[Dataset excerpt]

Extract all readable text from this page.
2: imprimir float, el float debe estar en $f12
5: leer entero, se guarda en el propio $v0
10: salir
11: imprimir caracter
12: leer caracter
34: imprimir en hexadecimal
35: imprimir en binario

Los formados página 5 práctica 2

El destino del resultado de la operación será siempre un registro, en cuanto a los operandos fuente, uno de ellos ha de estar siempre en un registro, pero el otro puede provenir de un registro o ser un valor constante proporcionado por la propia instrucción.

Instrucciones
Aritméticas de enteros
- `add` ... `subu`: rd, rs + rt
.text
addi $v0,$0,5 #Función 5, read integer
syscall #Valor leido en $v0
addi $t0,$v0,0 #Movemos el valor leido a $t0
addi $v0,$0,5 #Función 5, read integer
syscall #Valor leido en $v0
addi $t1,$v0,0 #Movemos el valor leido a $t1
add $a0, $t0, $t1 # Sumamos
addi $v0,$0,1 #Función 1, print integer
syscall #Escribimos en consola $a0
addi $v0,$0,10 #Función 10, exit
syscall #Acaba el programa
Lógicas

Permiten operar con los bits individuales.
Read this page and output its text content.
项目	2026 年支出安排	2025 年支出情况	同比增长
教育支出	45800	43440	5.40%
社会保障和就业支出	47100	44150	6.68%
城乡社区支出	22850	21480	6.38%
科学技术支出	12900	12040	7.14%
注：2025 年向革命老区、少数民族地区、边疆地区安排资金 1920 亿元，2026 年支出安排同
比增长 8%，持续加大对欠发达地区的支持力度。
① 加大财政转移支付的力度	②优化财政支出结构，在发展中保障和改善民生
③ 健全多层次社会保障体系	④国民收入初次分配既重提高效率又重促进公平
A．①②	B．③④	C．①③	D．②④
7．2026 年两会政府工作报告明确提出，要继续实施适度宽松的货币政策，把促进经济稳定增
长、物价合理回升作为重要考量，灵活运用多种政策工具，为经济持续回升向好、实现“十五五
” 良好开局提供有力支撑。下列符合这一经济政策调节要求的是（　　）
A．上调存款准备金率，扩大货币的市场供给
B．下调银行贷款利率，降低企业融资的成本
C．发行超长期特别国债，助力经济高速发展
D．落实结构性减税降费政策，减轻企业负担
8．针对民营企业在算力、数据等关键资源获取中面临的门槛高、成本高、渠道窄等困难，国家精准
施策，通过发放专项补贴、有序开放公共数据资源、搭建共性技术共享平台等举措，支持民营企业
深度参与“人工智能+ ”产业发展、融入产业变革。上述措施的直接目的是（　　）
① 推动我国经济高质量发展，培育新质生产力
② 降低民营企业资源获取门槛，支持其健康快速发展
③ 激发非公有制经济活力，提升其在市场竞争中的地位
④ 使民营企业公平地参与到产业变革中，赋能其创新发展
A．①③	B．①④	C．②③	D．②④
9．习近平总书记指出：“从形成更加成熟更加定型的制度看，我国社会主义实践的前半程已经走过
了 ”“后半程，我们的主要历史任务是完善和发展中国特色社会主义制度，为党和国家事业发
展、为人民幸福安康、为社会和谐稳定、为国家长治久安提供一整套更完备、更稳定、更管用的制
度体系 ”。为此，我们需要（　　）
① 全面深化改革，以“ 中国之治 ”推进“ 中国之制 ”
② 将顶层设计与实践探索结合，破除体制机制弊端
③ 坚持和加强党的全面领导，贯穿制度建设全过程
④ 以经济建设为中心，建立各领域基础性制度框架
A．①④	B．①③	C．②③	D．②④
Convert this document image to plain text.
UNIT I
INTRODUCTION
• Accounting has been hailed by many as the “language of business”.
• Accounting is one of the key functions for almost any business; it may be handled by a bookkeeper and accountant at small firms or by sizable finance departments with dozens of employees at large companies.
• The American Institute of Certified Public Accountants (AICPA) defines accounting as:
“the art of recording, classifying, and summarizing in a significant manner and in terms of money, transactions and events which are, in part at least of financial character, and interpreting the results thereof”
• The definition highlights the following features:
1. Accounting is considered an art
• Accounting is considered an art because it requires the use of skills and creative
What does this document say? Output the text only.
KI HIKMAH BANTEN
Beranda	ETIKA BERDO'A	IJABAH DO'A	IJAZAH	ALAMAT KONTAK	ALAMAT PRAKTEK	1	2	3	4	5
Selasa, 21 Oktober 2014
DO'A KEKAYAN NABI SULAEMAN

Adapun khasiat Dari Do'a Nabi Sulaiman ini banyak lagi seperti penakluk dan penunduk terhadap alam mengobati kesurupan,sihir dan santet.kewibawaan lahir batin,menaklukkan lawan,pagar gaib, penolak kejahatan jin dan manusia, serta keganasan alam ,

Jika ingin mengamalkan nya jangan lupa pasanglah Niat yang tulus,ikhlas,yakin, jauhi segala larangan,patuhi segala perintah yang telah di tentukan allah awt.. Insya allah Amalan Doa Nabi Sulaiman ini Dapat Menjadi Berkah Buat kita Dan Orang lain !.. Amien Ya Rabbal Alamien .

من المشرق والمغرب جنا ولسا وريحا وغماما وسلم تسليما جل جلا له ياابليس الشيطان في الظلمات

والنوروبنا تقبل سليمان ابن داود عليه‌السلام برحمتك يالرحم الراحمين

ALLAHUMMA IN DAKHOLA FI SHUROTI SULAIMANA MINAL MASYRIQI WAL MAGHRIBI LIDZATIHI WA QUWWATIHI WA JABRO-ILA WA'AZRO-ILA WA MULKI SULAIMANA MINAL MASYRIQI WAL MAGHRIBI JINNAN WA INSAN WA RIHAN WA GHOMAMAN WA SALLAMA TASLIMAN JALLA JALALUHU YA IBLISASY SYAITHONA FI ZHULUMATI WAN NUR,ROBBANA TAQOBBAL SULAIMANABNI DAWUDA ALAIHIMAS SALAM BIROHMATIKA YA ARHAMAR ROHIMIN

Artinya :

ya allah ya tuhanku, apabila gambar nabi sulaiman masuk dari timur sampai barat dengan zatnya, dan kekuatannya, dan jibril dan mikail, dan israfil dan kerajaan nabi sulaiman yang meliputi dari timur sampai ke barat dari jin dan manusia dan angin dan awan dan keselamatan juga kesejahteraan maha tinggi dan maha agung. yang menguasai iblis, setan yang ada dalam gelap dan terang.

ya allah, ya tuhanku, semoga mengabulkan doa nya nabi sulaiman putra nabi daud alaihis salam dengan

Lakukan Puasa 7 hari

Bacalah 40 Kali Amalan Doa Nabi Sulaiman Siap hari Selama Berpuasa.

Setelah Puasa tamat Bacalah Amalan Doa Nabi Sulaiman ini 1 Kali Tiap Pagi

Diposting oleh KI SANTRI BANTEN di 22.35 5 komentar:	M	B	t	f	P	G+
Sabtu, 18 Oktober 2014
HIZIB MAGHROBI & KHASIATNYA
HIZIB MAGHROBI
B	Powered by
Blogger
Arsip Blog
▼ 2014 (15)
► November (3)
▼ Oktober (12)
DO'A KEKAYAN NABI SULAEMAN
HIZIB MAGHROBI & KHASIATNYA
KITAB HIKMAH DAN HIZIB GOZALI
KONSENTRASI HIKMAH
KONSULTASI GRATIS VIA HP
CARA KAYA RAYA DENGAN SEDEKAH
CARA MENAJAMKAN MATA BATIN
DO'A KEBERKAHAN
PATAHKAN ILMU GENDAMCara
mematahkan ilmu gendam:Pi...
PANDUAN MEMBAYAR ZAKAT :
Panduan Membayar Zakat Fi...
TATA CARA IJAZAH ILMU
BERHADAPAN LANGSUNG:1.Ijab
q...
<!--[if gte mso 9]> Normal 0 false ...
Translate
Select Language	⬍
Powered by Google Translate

## Exercise
Write out the full listing exactly as given.

## Exercise result
Extract all readable text from this page.
2: imprimir float, el float debe estar en $f12
5: leer entero, se guarda en el propio $v0
10: salir
11: imprimir caracter
12: leer caracter
34: imprimir en hexadecimal
35: imprimir en binario

Los formados página 5 práctica 2

El destino del resultado de la operación será siempre un registro, en cuanto a los operandos fuente, uno de ellos ha de estar siempre en un registro, pero el otro puede provenir de un registro o ser un valor constante proporcionado por la propia instrucción.

Instrucciones
Aritméticas de enteros
- `add` ... `subu`: rd, rs + rt
.text
addi $v0,$0,5 #Función 5, read integer
syscall #Valor leido en $v0
addi $t0,$v0,0 #Movemos el valor leido a $t0
addi $v0,$0,5 #Función 5, read integer
syscall #Valor leido en $v0
addi $t1,$v0,0 #Movemos el valor leido a $t1
add $a0, $t0, $t1 # Sumamos
addi $v0,$0,1 #Función 1, print integer
syscall #Escribimos en consola $a0
addi $v0,$0,10 #Función 10, exit
syscall #Acaba el programa
Lógicas

Permiten operar con los bits individuales.
Read this page and output its text content.
项目	2026 年支出安排	2025 年支出情况	同比增长
教育支出	45800	43440	5.40%
社会保障和就业支出	47100	44150	6.68%
城乡社区支出	22850	21480	6.38%
科学技术支出	12900	12040	7.14%
注：2025 年向革命老区、少数民族地区、边疆地区安排资金 1920 亿元，2026 年支出安排同
比增长 8%，持续加大对欠发达地区的支持力度。
① 加大财政转移支付的力度	②优化财政支出结构，在发展中保障和改善民生
③ 健全多层次社会保障体系	④国民收入初次分配既重提高效率又重促进公平
A．①②	B．③④	C．①③	D．②④
7．2026 年两会政府工作报告明确提出，要继续实施适度宽松的货币政策，把促进经济稳定增
长、物价合理回升作为重要考量，灵活运用多种政策工具，为经济持续回升向好、实现“十五五
” 良好开局提供有力支撑。下列符合这一经济政策调节要求的是（　　）
A．上调存款准备金率，扩大货币的市场供给
B．下调银行贷款利率，降低企业融资的成本
C．发行超长期特别国债，助力经济高速发展
D．落实结构性减税降费政策，减轻企业负担
8．针对民营企业在算力、数据等关键资源获取中面临的门槛高、成本高、渠道窄等困难，国家精准
施策，通过发放专项补贴、有序开放公共数据资源、搭建共性技术共享平台等举措，支持民营企业
深度参与“人工智能+ ”产业发展、融入产业变革。上述措施的直接目的是（　　）
① 推动我国经济高质量发展，培育新质生产力
② 降低民营企业资源获取门槛，支持其健康快速发展
③ 激发非公有制经济活力，提升其在市场竞争中的地位
④ 使民营企业公平地参与到产业变革中，赋能其创新发展
A．①③	B．①④	C．②③	D．②④
9．习近平总书记指出：“从形成更加成熟更加定型的制度看，我国社会主义实践的前半程已经走过
了 ”“后半程，我们的主要历史任务是完善和发展中国特色社会主义制度，为党和国家事业发
展、为人民幸福安康、为社会和谐稳定、为国家长治久安提供一整套更完备、更稳定、更管用的制
度体系 ”。为此，我们需要（　　）
① 全面深化改革，以“ 中国之治 ”推进“ 中国之制 ”
② 将顶层设计与实践探索结合，破除体制机制弊端
③ 坚持和加强党的全面领导，贯穿制度建设全过程
④ 以经济建设为中心，建立各领域基础性制度框架
A．①④	B．①③	C．②③	D．②④
Convert this document image to plain text.
UNIT I
INTRODUCTION
• Accounting has been hailed by many as the “language of business”.
• Accounting is one of the key functions for almost any business; it may be handled by a bookkeeper and accountant at small firms or by sizable finance departments with dozens of employees at large companies.
• The American Institute of Certified Public Accountants (AICPA) defines accounting as:
“the art of recording, classifying, and summarizing in a significant manner and in terms of money, transactions and events which are, in part at least of financial character, and interpreting the results thereof”
• The definition highlights the following features:
1. Accounting is considered an art
• Accounting is considered an art because it requires the use of skills and creative
What does this document say? Output the text only.
KI HIKMAH BANTEN
Beranda	ETIKA BERDO'A	IJABAH DO'A	IJAZAH	ALAMAT KONTAK	ALAMAT PRAKTEK	1	2	3	4	5
Selasa, 21 Oktober 2014
DO'A KEKAYAN NABI SULAEMAN

Adapun khasiat Dari Do'a Nabi Sulaiman ini banyak lagi seperti penakluk dan penunduk terhadap alam mengobati kesurupan,sihir dan santet.kewibawaan lahir batin,menaklukkan lawan,pagar gaib, penolak kejahatan jin dan manusia, serta keganasan alam ,

Jika ingin mengamalkan nya jangan lupa pasanglah Niat yang tulus,ikhlas,yakin, jauhi segala larangan,patuhi segala perintah yang telah di tentukan allah awt.. Insya allah Amalan Doa Nabi Sulaiman ini Dapat Menjadi Berkah Buat kita Dan Orang lain !.. Amien Ya Rabbal Alamien .

من المشرق والمغرب جنا ولسا وريحا وغماما وسلم تسليما جل جلا له ياابليس الشيطان في الظلمات

والنوروبنا تقبل سليمان ابن داود عليه‌السلام برحمتك يالرحم الراحمين

ALLAHUMMA IN DAKHOLA FI SHUROTI SULAIMANA MINAL MASYRIQI WAL MAGHRIBI LIDZATIHI WA QUWWATIHI WA JABRO-ILA WA'AZRO-ILA WA MULKI SULAIMANA MINAL MASYRIQI WAL MAGHRIBI JINNAN WA INSAN WA RIHAN WA GHOMAMAN WA SALLAMA TASLIMAN JALLA JALALUHU YA IBLISASY SYAITHONA FI ZHULUMATI WAN NUR,ROBBANA TAQOBBAL SULAIMANABNI DAWUDA ALAIHIMAS SALAM BIROHMATIKA YA ARHAMAR ROHIMIN

Artinya :

ya allah ya tuhanku, apabila gambar nabi sulaiman masuk dari timur sampai barat dengan zatnya, dan kekuatannya, dan jibril dan mikail, dan israfil dan kerajaan nabi sulaiman yang meliputi dari timur sampai ke barat dari jin dan manusia dan angin dan awan dan keselamatan juga kesejahteraan maha tinggi dan maha agung. yang menguasai iblis, setan yang ada dalam gelap dan terang.

ya allah, ya tuhanku, semoga mengabulkan doa nya nabi sulaiman putra nabi daud alaihis salam dengan

Lakukan Puasa 7 hari

Bacalah 40 Kali Amalan Doa Nabi Sulaiman Siap hari Selama Berpuasa.

Setelah Puasa tamat Bacalah Amalan Doa Nabi Sulaiman ini 1 Kali Tiap Pagi

Diposting oleh KI SANTRI BANTEN di 22.35 5 komentar:	M	B	t	f	P	G+
Sabtu, 18 Oktober 2014
HIZIB MAGHROBI & KHASIATNYA
HIZIB MAGHROBI
B	Powered by
Blogger
Arsip Blog
▼ 2014 (15)
► November (3)
▼ Oktober (12)
DO'A KEKAYAN NABI SULAEMAN
HIZIB MAGHROBI & KHASIATNYA
KITAB HIKMAH DAN HIZIB GOZALI
KONSENTRASI HIKMAH
KONSULTASI GRATIS VIA HP
CARA KAYA RAYA DENGAN SEDEKAH
CARA MENAJAMKAN MATA BATIN
DO'A KEBERKAHAN
PATAHKAN ILMU GENDAMCara
mematahkan ilmu gendam:Pi...
PANDUAN MEMBAYAR ZAKAT :
Panduan Membayar Zakat Fi...
TATA CARA IJAZAH ILMU
BERHADAPAN LANGSUNG:1.Ijab
q...
<!--[if gte mso 9]> Normal 0 false ...
Translate
Select Language	⬍
Powered by Google Translate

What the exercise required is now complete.